* _SET TASK_: Report every line below that holds the word "ylabel".

************

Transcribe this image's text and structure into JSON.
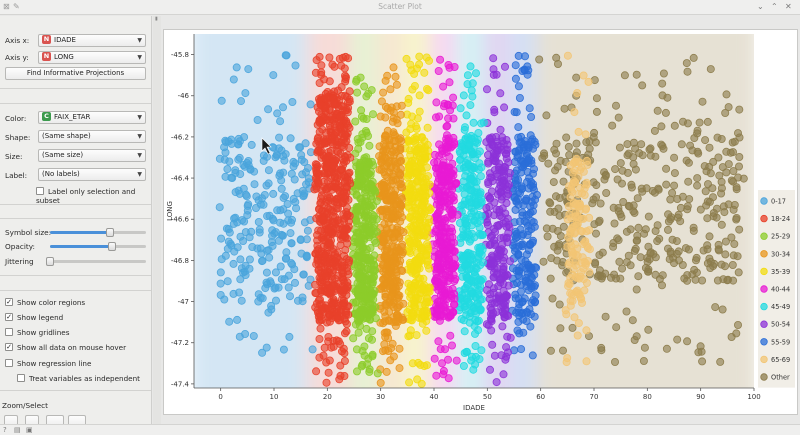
{
  "window": {
    "title": "Scatter Plot"
  },
  "controls": {
    "axis_x": {
      "label": "Axis x:",
      "value": "IDADE",
      "badge": "N"
    },
    "axis_y": {
      "label": "Axis y:",
      "value": "LONG",
      "badge": "N"
    },
    "find_button": "Find Informative Projections",
    "color": {
      "label": "Color:",
      "value": "FAIX_ETAR",
      "badge": "C"
    },
    "shape": {
      "label": "Shape:",
      "value": "(Same shape)"
    },
    "size": {
      "label": "Size:",
      "value": "(Same size)"
    },
    "label": {
      "label": "Label:",
      "value": "(No labels)"
    },
    "label_only_selection": "Label only selection and subset",
    "symbol_size": {
      "label": "Symbol size:",
      "value": 0.62
    },
    "opacity": {
      "label": "Opacity:",
      "value": 0.65
    },
    "jittering": {
      "label": "Jittering",
      "value": 0.0
    },
    "checkboxes": [
      {
        "label": "Show color regions",
        "checked": true
      },
      {
        "label": "Show legend",
        "checked": true
      },
      {
        "label": "Show gridlines",
        "checked": false
      },
      {
        "label": "Show all data on mouse hover",
        "checked": true
      },
      {
        "label": "Show regression line",
        "checked": false
      },
      {
        "label": "Treat variables as independent",
        "checked": false
      }
    ],
    "zoom_select": "Zoom/Select"
  },
  "chart_data": {
    "type": "scatter",
    "xlabel": "IDADE",
    "ylabel": "LONG",
    "xlim": [
      -5,
      100
    ],
    "ylim": [
      -47.42,
      -45.7
    ],
    "xticks": [
      0,
      10,
      20,
      30,
      40,
      50,
      60,
      70,
      80,
      90,
      100
    ],
    "yticks": [
      -45.8,
      -46,
      -46.2,
      -46.4,
      -46.6,
      -46.8,
      -47,
      -47.2,
      -47.4
    ],
    "ytick_labels": [
      "-45.8",
      "-46",
      "-46.2",
      "-46.4",
      "-46.6",
      "-46.8",
      "-47",
      "-47.2",
      "-47.4"
    ],
    "legend_position": "right",
    "series": [
      {
        "name": "0-17",
        "color": "#4aa4dc",
        "x_range": [
          0,
          17
        ],
        "y_range": [
          -47.25,
          -45.8
        ],
        "dense_y": [
          -47.0,
          -46.2
        ],
        "count": 260
      },
      {
        "name": "18-24",
        "color": "#e8402a",
        "x_range": [
          18,
          24
        ],
        "y_range": [
          -47.4,
          -45.8
        ],
        "dense_y": [
          -47.1,
          -46.0
        ],
        "count": 650
      },
      {
        "name": "25-29",
        "color": "#8ccc2a",
        "x_range": [
          25,
          29
        ],
        "y_range": [
          -47.35,
          -45.9
        ],
        "dense_y": [
          -47.1,
          -46.3
        ],
        "count": 380
      },
      {
        "name": "30-34",
        "color": "#e8951c",
        "x_range": [
          30,
          34
        ],
        "y_range": [
          -47.4,
          -45.85
        ],
        "dense_y": [
          -47.1,
          -46.2
        ],
        "count": 380
      },
      {
        "name": "35-39",
        "color": "#f2dc10",
        "x_range": [
          35,
          39
        ],
        "y_range": [
          -47.4,
          -45.8
        ],
        "dense_y": [
          -47.1,
          -46.2
        ],
        "count": 360
      },
      {
        "name": "40-44",
        "color": "#e81ad4",
        "x_range": [
          40,
          44
        ],
        "y_range": [
          -47.4,
          -45.8
        ],
        "dense_y": [
          -47.1,
          -46.2
        ],
        "count": 330
      },
      {
        "name": "45-49",
        "color": "#22dae0",
        "x_range": [
          45,
          49
        ],
        "y_range": [
          -47.35,
          -45.85
        ],
        "dense_y": [
          -47.1,
          -46.2
        ],
        "count": 290
      },
      {
        "name": "50-54",
        "color": "#8c32d8",
        "x_range": [
          50,
          54
        ],
        "y_range": [
          -47.4,
          -45.8
        ],
        "dense_y": [
          -47.1,
          -46.2
        ],
        "count": 250
      },
      {
        "name": "55-59",
        "color": "#2a6ed8",
        "x_range": [
          55,
          59
        ],
        "y_range": [
          -47.3,
          -45.8
        ],
        "dense_y": [
          -47.1,
          -46.2
        ],
        "count": 220
      },
      {
        "name": "65-69",
        "color": "#f2c574",
        "x_range": [
          65,
          69
        ],
        "y_range": [
          -47.3,
          -45.8
        ],
        "dense_y": [
          -47.0,
          -46.3
        ],
        "count": 140
      },
      {
        "name": "Other",
        "color": "#8c7c4c",
        "x_range": [
          60,
          98
        ],
        "y_range": [
          -47.3,
          -45.8
        ],
        "dense_y": [
          -46.9,
          -46.2
        ],
        "count": 420
      }
    ],
    "color_regions": [
      {
        "x_range": [
          -5,
          17
        ],
        "color": "#d4e6f4"
      },
      {
        "x_range": [
          17,
          25
        ],
        "color": "#f7dcd8"
      },
      {
        "x_range": [
          25,
          30
        ],
        "color": "#e6f2d4"
      },
      {
        "x_range": [
          30,
          35
        ],
        "color": "#f6e7d2"
      },
      {
        "x_range": [
          35,
          40
        ],
        "color": "#f8f4cc"
      },
      {
        "x_range": [
          40,
          45
        ],
        "color": "#f6d8f2"
      },
      {
        "x_range": [
          45,
          50
        ],
        "color": "#d4f2f4"
      },
      {
        "x_range": [
          50,
          55
        ],
        "color": "#e2d6f2"
      },
      {
        "x_range": [
          55,
          60
        ],
        "color": "#d4e0f4"
      },
      {
        "x_range": [
          60,
          100
        ],
        "color": "#e6e1d4"
      }
    ]
  },
  "status": {
    "icons": [
      "help-icon",
      "report-icon",
      "save-icon"
    ]
  }
}
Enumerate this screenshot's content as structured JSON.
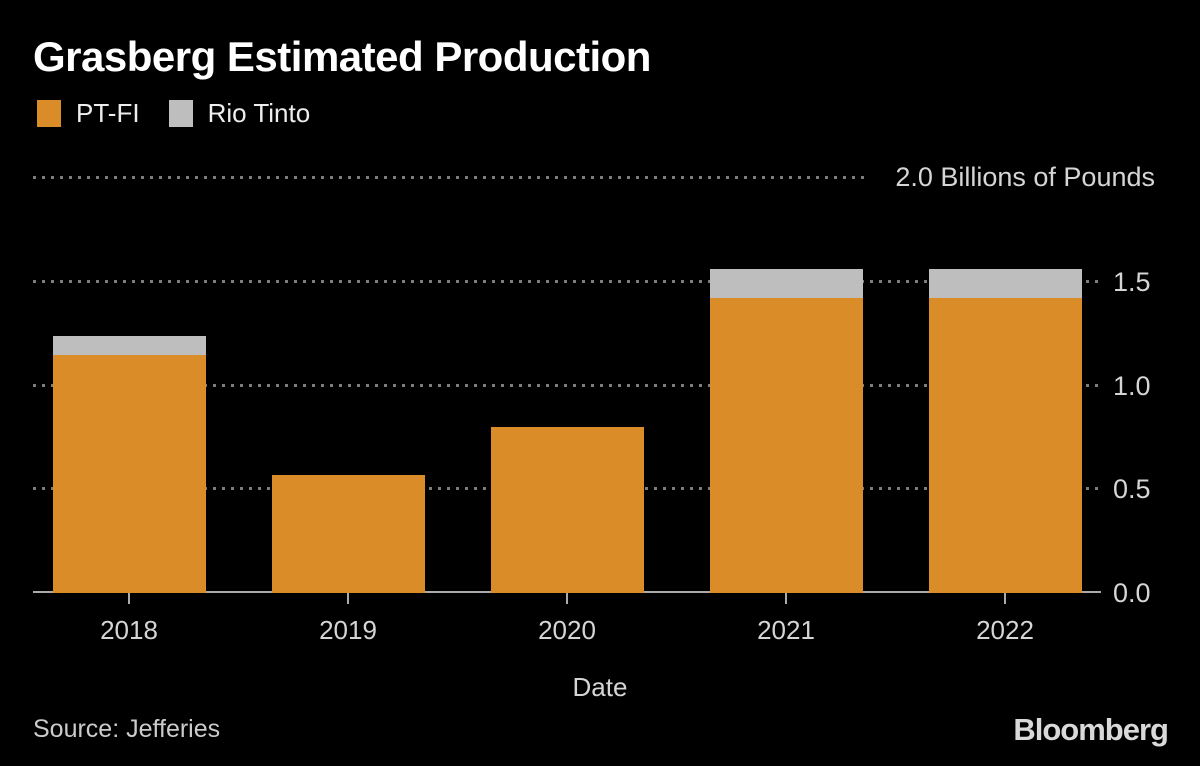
{
  "title": "Grasberg Estimated Production",
  "colors": {
    "background": "#000000",
    "pt_fi": "#D98C28",
    "rio_tinto": "#BEBEBE",
    "grid_dots": "#7D7D7D",
    "axis_line": "#ABABAB",
    "axis_text": "#D5D5D5",
    "title_text": "#FFFFFF",
    "legend_text": "#EDEDED",
    "source_text": "#CBCBCB",
    "brand_text": "#D9D9D9"
  },
  "legend": {
    "position": "top-left",
    "items": [
      {
        "label": "PT-FI",
        "color_key": "pt_fi"
      },
      {
        "label": "Rio Tinto",
        "color_key": "rio_tinto"
      }
    ]
  },
  "chart_data": {
    "type": "bar",
    "stacked": true,
    "title": "Grasberg Estimated Production",
    "categories": [
      "2018",
      "2019",
      "2020",
      "2021",
      "2022"
    ],
    "series": [
      {
        "name": "PT-FI",
        "color_key": "pt_fi",
        "values": [
          1.15,
          0.57,
          0.8,
          1.42,
          1.42
        ]
      },
      {
        "name": "Rio Tinto",
        "color_key": "rio_tinto",
        "values": [
          0.09,
          0,
          0,
          0.14,
          0.14
        ]
      }
    ],
    "totals": [
      1.24,
      0.57,
      0.8,
      1.56,
      1.56
    ],
    "xlabel": "Date",
    "ylabel": "Billions of Pounds",
    "ylim": [
      0,
      2.0
    ],
    "yticks": [
      0,
      0.5,
      1.0,
      1.5,
      2.0
    ],
    "ytick_labels": [
      "0.0",
      "0.5",
      "1.0",
      "1.5"
    ],
    "top_axis_label": "2.0 Billions of Pounds",
    "grid": "horizontal-dotted",
    "legend_position": "top-left"
  },
  "footer": {
    "source": "Source: Jefferies",
    "brand": "Bloomberg"
  }
}
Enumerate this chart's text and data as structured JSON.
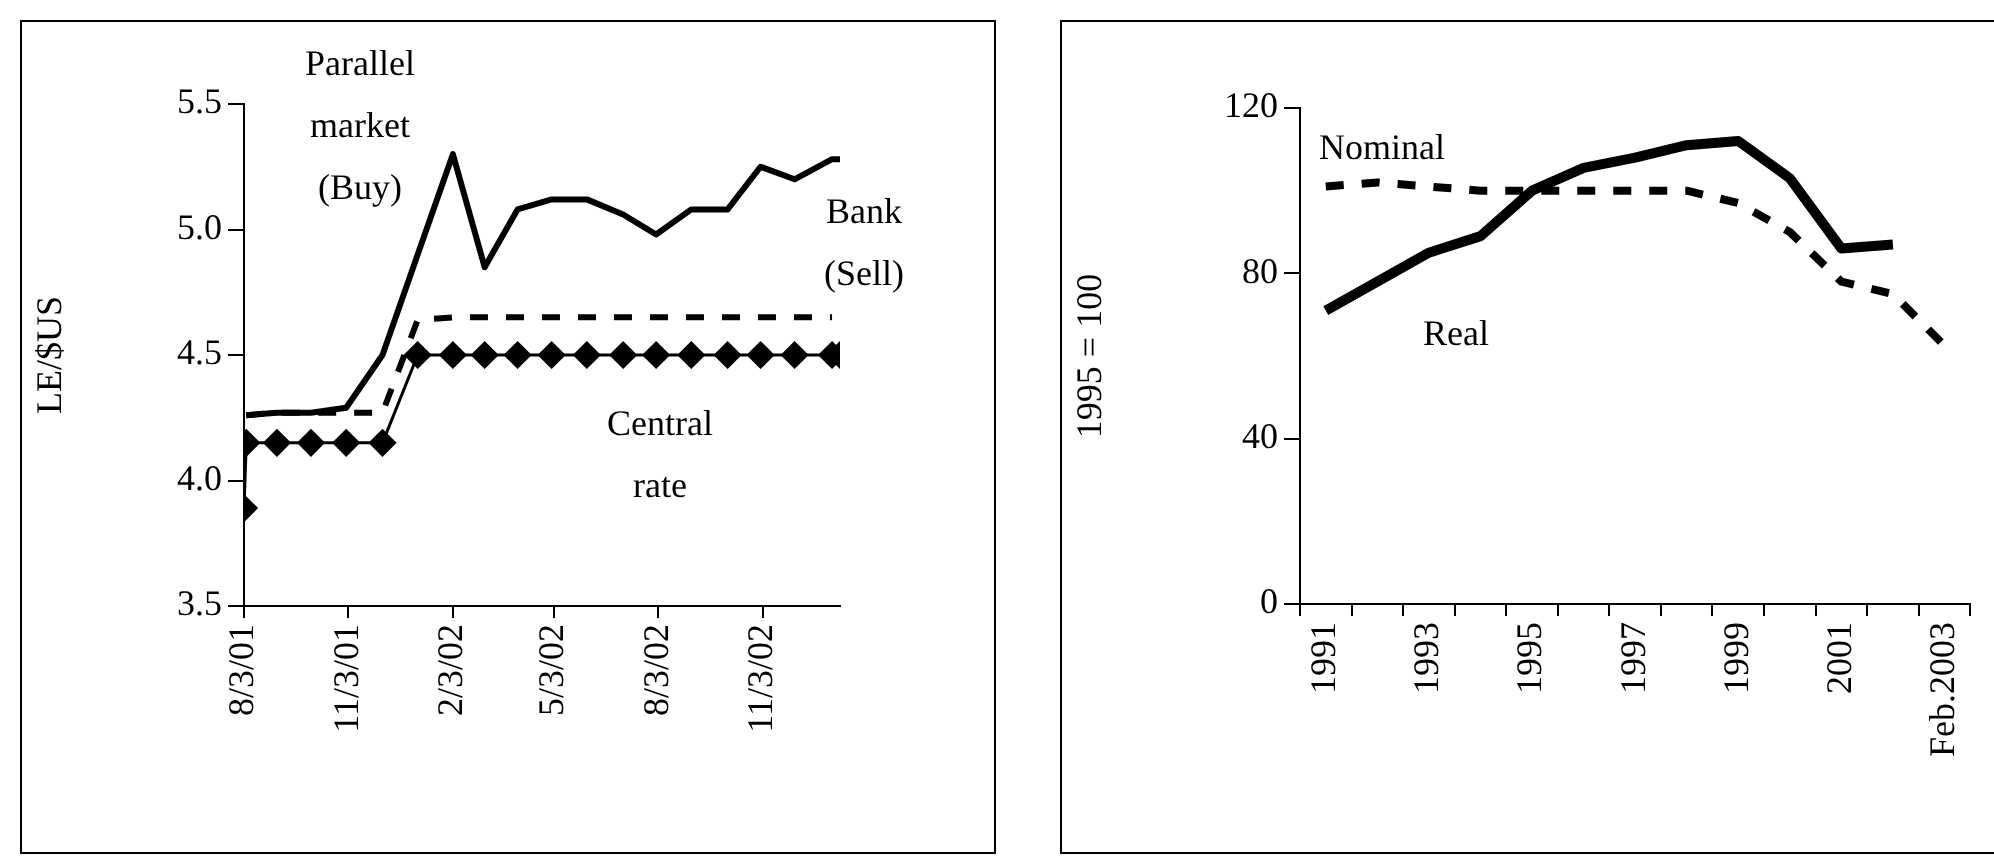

************

* _OUTPUT FOR THIS EXERCISE_:
    "ylabel": "LONG",
    "ylabel": "Billions of Pounds",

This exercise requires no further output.